◆ Description of the task
Copy out every line below word for word. Leave out the picture.

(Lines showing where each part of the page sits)

****

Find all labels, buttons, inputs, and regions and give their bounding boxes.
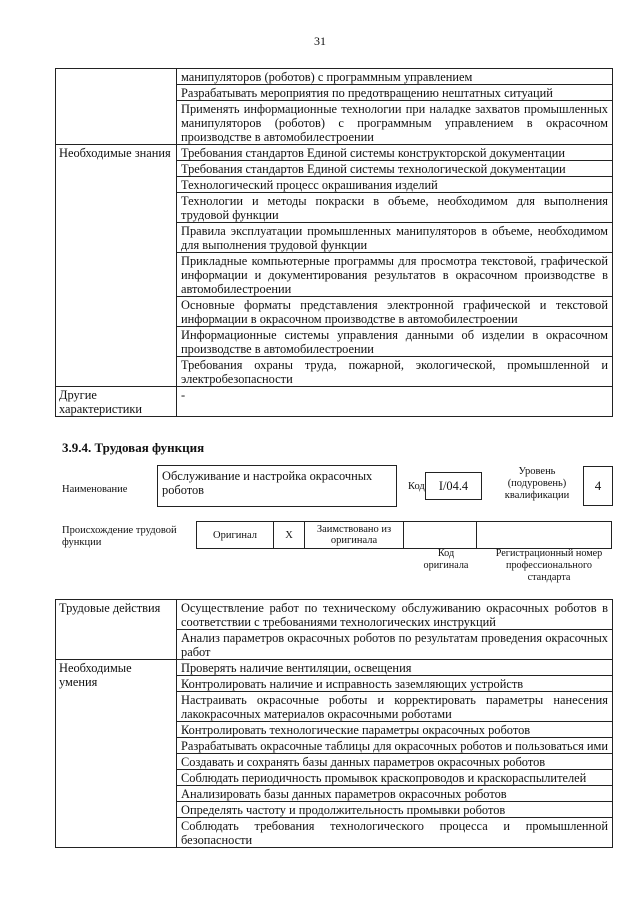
table-cell: Контролировать наличие и исправность заземляющих устройств: [177, 676, 613, 692]
table-cell: Требования стандартов Единой системы конструкторской документации: [177, 145, 613, 161]
table-cell: Осуществление работ по техническому обслуживанию окрасочных роботов в соответствии с требованиями технологических инструкций: [177, 600, 613, 630]
section-heading: 3.9.4. Трудовая функция: [62, 440, 205, 455]
level-value-box: 4: [583, 466, 613, 506]
table-cell: Проверять наличие вентиляции, освещения: [177, 660, 613, 676]
page-number: 31: [314, 34, 326, 48]
knowledge-table: [55, 68, 613, 417]
row-label-other: Другие характеристики: [56, 387, 177, 417]
row-label-skills: Необходимые умения: [56, 660, 177, 848]
table-cell: Прикладные компьютерные программы для просмотра текстовой, графической информации и документирования результатов в окрасочном производстве в автомобилестроении: [177, 253, 613, 297]
table-cell: Определять частоту и продолжительность промывки роботов: [177, 802, 613, 818]
level-label: Уровень (подуровень) квалификации: [504, 466, 570, 501]
table-cell: Разрабатывать мероприятия по предотвращению нештатных ситуаций: [177, 85, 613, 101]
borrowed-label: Заимствовано из оригинала: [305, 522, 404, 549]
row-label-knowledge: Необходимые знания: [56, 145, 177, 387]
table-cell: Соблюдать требования технологического процесса и промышленной безопасности: [177, 818, 613, 848]
function-name-box: Обслуживание и настройка окрасочных роботов: [157, 465, 397, 507]
table-row: [56, 600, 613, 630]
table-cell: -: [177, 387, 613, 417]
row-label: [56, 69, 177, 145]
original-label: Оригинал: [197, 522, 274, 549]
reg-number-cell: [477, 522, 612, 549]
table-cell: Информационные системы управления данными об изделии в окрасочном производстве в автомобилестроении: [177, 327, 613, 357]
name-label: Наименование: [62, 484, 128, 495]
row-label-actions: Трудовые действия: [56, 600, 177, 660]
reg-number-caption: Регистрационный номер профессионального стандарта: [495, 548, 603, 583]
actions-skills-table: [55, 599, 613, 848]
table-cell: Применять информационные технологии при наладке захватов промышленных манипуляторов (роботов) с программным управлением в окрасочном производстве в автомобилестроении: [177, 101, 613, 145]
table-cell: Настраивать окрасочные роботы и корректировать параметры нанесения лакокрасочных материалов окрасочными роботами: [177, 692, 613, 722]
table-cell: Технологии и методы покраски в объеме, необходимом для выполнения трудовой функции: [177, 193, 613, 223]
original-code-cell: [404, 522, 477, 549]
table-cell: Разрабатывать окрасочные таблицы для окрасочных роботов и пользоваться ими: [177, 738, 613, 754]
function-code-box: I/04.4: [425, 472, 482, 500]
code-label: Код: [408, 481, 425, 492]
table-row: [56, 660, 613, 676]
table-cell: манипуляторов (роботов) с программным управлением: [177, 69, 613, 85]
table-row: [56, 69, 613, 85]
table-cell: Анализ параметров окрасочных роботов по результатам проведения окрасочных работ: [177, 630, 613, 660]
origin-table: [196, 521, 612, 549]
table-cell: Контролировать технологические параметры окрасочных роботов: [177, 722, 613, 738]
table-cell: Правила эксплуатации промышленных манипуляторов в объеме, необходимом для выполнения трудовой функции: [177, 223, 613, 253]
original-mark: X: [274, 522, 305, 549]
origin-label: Происхождение трудовой функции: [62, 525, 177, 548]
code-original-caption: Код оригинала: [423, 548, 469, 571]
table-cell: Создавать и сохранять базы данных параметров окрасочных роботов: [177, 754, 613, 770]
table-cell: Технологический процесс окрашивания изделий: [177, 177, 613, 193]
table-row: [56, 387, 613, 417]
table-cell: Требования стандартов Единой системы технологической документации: [177, 161, 613, 177]
table-cell: Основные форматы представления электронной графической и текстовой информации в окрасочном производстве в автомобилестроении: [177, 297, 613, 327]
table-cell: Соблюдать периодичность промывок краскопроводов и краскораспылителей: [177, 770, 613, 786]
table-cell: Требования охраны труда, пожарной, экологической, промышленной и электробезопасности: [177, 357, 613, 387]
table-row: [56, 145, 613, 161]
table-cell: Анализировать базы данных параметров окрасочных роботов: [177, 786, 613, 802]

****

◆ Written response
Find all labels, buttons, inputs, and regions and give their bounding boxes.
table-cell: Контролировать наличие и исправность заземляющих устройств: [177, 676, 613, 692]
table-cell: Требования стандартов Единой системы конструкторской документации: [177, 145, 613, 161]
table-cell: Осуществление работ по техническому обслуживанию окрасочных роботов в соответствии с требованиями технологических инструкций: [177, 600, 613, 630]
section-heading: 3.9.4. Трудовая функция: [62, 440, 205, 455]
level-value-box: 4: [583, 466, 613, 506]
table-cell: Проверять наличие вентиляции, освещения: [177, 660, 613, 676]
page-number: 31: [314, 34, 326, 48]
knowledge-table: [55, 68, 613, 417]
row-label-other: Другие характеристики: [56, 387, 177, 417]
row-label-skills: Необходимые умения: [56, 660, 177, 848]
table-cell: Прикладные компьютерные программы для просмотра текстовой, графической информации и документирования результатов в окрасочном производстве в автомобилестроении: [177, 253, 613, 297]
table-cell: Определять частоту и продолжительность промывки роботов: [177, 802, 613, 818]
level-label: Уровень (подуровень) квалификации: [504, 466, 570, 501]
table-cell: Разрабатывать мероприятия по предотвращению нештатных ситуаций: [177, 85, 613, 101]
borrowed-label: Заимствовано из оригинала: [305, 522, 404, 549]
row-label-knowledge: Необходимые знания: [56, 145, 177, 387]
table-cell: Соблюдать требования технологического процесса и промышленной безопасности: [177, 818, 613, 848]
function-name-box: Обслуживание и настройка окрасочных роботов: [157, 465, 397, 507]
table-row: [56, 600, 613, 630]
table-cell: -: [177, 387, 613, 417]
row-label: [56, 69, 177, 145]
original-label: Оригинал: [197, 522, 274, 549]
reg-number-cell: [477, 522, 612, 549]
table-cell: Информационные системы управления данными об изделии в окрасочном производстве в автомобилестроении: [177, 327, 613, 357]
name-label: Наименование: [62, 484, 128, 495]
row-label-actions: Трудовые действия: [56, 600, 177, 660]
reg-number-caption: Регистрационный номер профессионального стандарта: [495, 548, 603, 583]
actions-skills-table: [55, 599, 613, 848]
table-cell: Применять информационные технологии при наладке захватов промышленных манипуляторов (роботов) с программным управлением в окрасочном производстве в автомобилестроении: [177, 101, 613, 145]
table-cell: Настраивать окрасочные роботы и корректировать параметры нанесения лакокрасочных материалов окрасочными роботами: [177, 692, 613, 722]
table-cell: Технологии и методы покраски в объеме, необходимом для выполнения трудовой функции: [177, 193, 613, 223]
original-code-cell: [404, 522, 477, 549]
table-cell: Разрабатывать окрасочные таблицы для окрасочных роботов и пользоваться ими: [177, 738, 613, 754]
function-code-box: I/04.4: [425, 472, 482, 500]
code-label: Код: [408, 481, 425, 492]
table-row: [56, 660, 613, 676]
table-cell: манипуляторов (роботов) с программным управлением: [177, 69, 613, 85]
table-row: [56, 69, 613, 85]
table-cell: Анализ параметров окрасочных роботов по результатам проведения окрасочных работ: [177, 630, 613, 660]
origin-table: [196, 521, 612, 549]
table-cell: Контролировать технологические параметры окрасочных роботов: [177, 722, 613, 738]
table-cell: Правила эксплуатации промышленных манипуляторов в объеме, необходимом для выполнения трудовой функции: [177, 223, 613, 253]
original-mark: X: [274, 522, 305, 549]
origin-label: Происхождение трудовой функции: [62, 525, 177, 548]
code-original-caption: Код оригинала: [423, 548, 469, 571]
table-cell: Создавать и сохранять базы данных параметров окрасочных роботов: [177, 754, 613, 770]
table-cell: Технологический процесс окрашивания изделий: [177, 177, 613, 193]
table-row: [56, 387, 613, 417]
table-cell: Требования стандартов Единой системы технологической документации: [177, 161, 613, 177]
table-cell: Основные форматы представления электронной графической и текстовой информации в окрасочном производстве в автомобилестроении: [177, 297, 613, 327]
table-cell: Соблюдать периодичность промывок краскопроводов и краскораспылителей: [177, 770, 613, 786]
table-cell: Требования охраны труда, пожарной, экологической, промышленной и электробезопасности: [177, 357, 613, 387]
table-row: [56, 145, 613, 161]
table-cell: Анализировать базы данных параметров окрасочных роботов: [177, 786, 613, 802]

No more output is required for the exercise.